Dataset records on visual material
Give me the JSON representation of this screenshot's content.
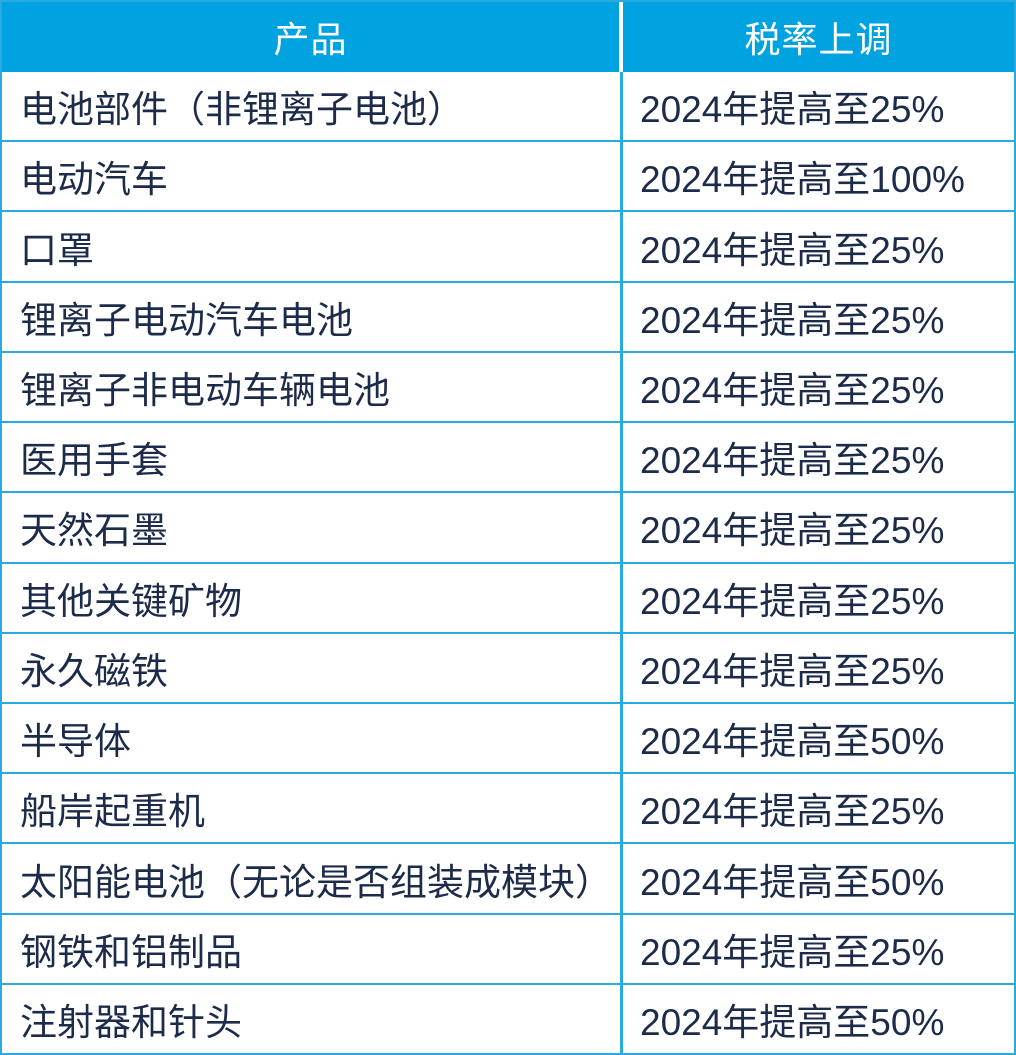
{
  "colors": {
    "header_bg": "#00A3E0",
    "border": "#29ABE2",
    "text": "#1C2B4A",
    "header_text": "#FFFFFF"
  },
  "table": {
    "columns": [
      {
        "label": "产品"
      },
      {
        "label": "税率上调"
      }
    ],
    "rows": [
      {
        "product": "电池部件（非锂离子电池）",
        "rate": "2024年提高至25%"
      },
      {
        "product": "电动汽车",
        "rate": "2024年提高至100%"
      },
      {
        "product": "口罩",
        "rate": "2024年提高至25%"
      },
      {
        "product": "锂离子电动汽车电池",
        "rate": "2024年提高至25%"
      },
      {
        "product": "锂离子非电动车辆电池",
        "rate": "2024年提高至25%"
      },
      {
        "product": "医用手套",
        "rate": "2024年提高至25%"
      },
      {
        "product": "天然石墨",
        "rate": "2024年提高至25%"
      },
      {
        "product": "其他关键矿物",
        "rate": "2024年提高至25%"
      },
      {
        "product": "永久磁铁",
        "rate": "2024年提高至25%"
      },
      {
        "product": "半导体",
        "rate": "2024年提高至50%"
      },
      {
        "product": "船岸起重机",
        "rate": "2024年提高至25%"
      },
      {
        "product": "太阳能电池（无论是否组装成模块）",
        "rate": "2024年提高至50%"
      },
      {
        "product": "钢铁和铝制品",
        "rate": "2024年提高至25%"
      },
      {
        "product": "注射器和针头",
        "rate": "2024年提高至50%"
      }
    ]
  },
  "chart_data": {
    "type": "table",
    "title": "",
    "columns": [
      "产品",
      "税率上调"
    ],
    "rows": [
      [
        "电池部件（非锂离子电池）",
        "2024年提高至25%"
      ],
      [
        "电动汽车",
        "2024年提高至100%"
      ],
      [
        "口罩",
        "2024年提高至25%"
      ],
      [
        "锂离子电动汽车电池",
        "2024年提高至25%"
      ],
      [
        "锂离子非电动车辆电池",
        "2024年提高至25%"
      ],
      [
        "医用手套",
        "2024年提高至25%"
      ],
      [
        "天然石墨",
        "2024年提高至25%"
      ],
      [
        "其他关键矿物",
        "2024年提高至25%"
      ],
      [
        "永久磁铁",
        "2024年提高至25%"
      ],
      [
        "半导体",
        "2024年提高至50%"
      ],
      [
        "船岸起重机",
        "2024年提高至25%"
      ],
      [
        "太阳能电池（无论是否组装成模块）",
        "2024年提高至50%"
      ],
      [
        "钢铁和铝制品",
        "2024年提高至25%"
      ],
      [
        "注射器和针头",
        "2024年提高至50%"
      ]
    ],
    "tariff_percent_by_row": [
      25,
      100,
      25,
      25,
      25,
      25,
      25,
      25,
      25,
      50,
      25,
      50,
      25,
      50
    ],
    "effective_year": 2024
  }
}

▸ **Written problem**:
The records above must be printed exactly; the pictures stay out.

▸ **Solution**:
Give me the JSON representation of this screenshot's content.
{
  "colors": {
    "header_bg": "#00A3E0",
    "border": "#29ABE2",
    "text": "#1C2B4A",
    "header_text": "#FFFFFF"
  },
  "table": {
    "columns": [
      {
        "label": "产品"
      },
      {
        "label": "税率上调"
      }
    ],
    "rows": [
      {
        "product": "电池部件（非锂离子电池）",
        "rate": "2024年提高至25%"
      },
      {
        "product": "电动汽车",
        "rate": "2024年提高至100%"
      },
      {
        "product": "口罩",
        "rate": "2024年提高至25%"
      },
      {
        "product": "锂离子电动汽车电池",
        "rate": "2024年提高至25%"
      },
      {
        "product": "锂离子非电动车辆电池",
        "rate": "2024年提高至25%"
      },
      {
        "product": "医用手套",
        "rate": "2024年提高至25%"
      },
      {
        "product": "天然石墨",
        "rate": "2024年提高至25%"
      },
      {
        "product": "其他关键矿物",
        "rate": "2024年提高至25%"
      },
      {
        "product": "永久磁铁",
        "rate": "2024年提高至25%"
      },
      {
        "product": "半导体",
        "rate": "2024年提高至50%"
      },
      {
        "product": "船岸起重机",
        "rate": "2024年提高至25%"
      },
      {
        "product": "太阳能电池（无论是否组装成模块）",
        "rate": "2024年提高至50%"
      },
      {
        "product": "钢铁和铝制品",
        "rate": "2024年提高至25%"
      },
      {
        "product": "注射器和针头",
        "rate": "2024年提高至50%"
      }
    ]
  },
  "chart_data": {
    "type": "table",
    "title": "",
    "columns": [
      "产品",
      "税率上调"
    ],
    "rows": [
      [
        "电池部件（非锂离子电池）",
        "2024年提高至25%"
      ],
      [
        "电动汽车",
        "2024年提高至100%"
      ],
      [
        "口罩",
        "2024年提高至25%"
      ],
      [
        "锂离子电动汽车电池",
        "2024年提高至25%"
      ],
      [
        "锂离子非电动车辆电池",
        "2024年提高至25%"
      ],
      [
        "医用手套",
        "2024年提高至25%"
      ],
      [
        "天然石墨",
        "2024年提高至25%"
      ],
      [
        "其他关键矿物",
        "2024年提高至25%"
      ],
      [
        "永久磁铁",
        "2024年提高至25%"
      ],
      [
        "半导体",
        "2024年提高至50%"
      ],
      [
        "船岸起重机",
        "2024年提高至25%"
      ],
      [
        "太阳能电池（无论是否组装成模块）",
        "2024年提高至50%"
      ],
      [
        "钢铁和铝制品",
        "2024年提高至25%"
      ],
      [
        "注射器和针头",
        "2024年提高至50%"
      ]
    ],
    "tariff_percent_by_row": [
      25,
      100,
      25,
      25,
      25,
      25,
      25,
      25,
      25,
      50,
      25,
      50,
      25,
      50
    ],
    "effective_year": 2024
  }
}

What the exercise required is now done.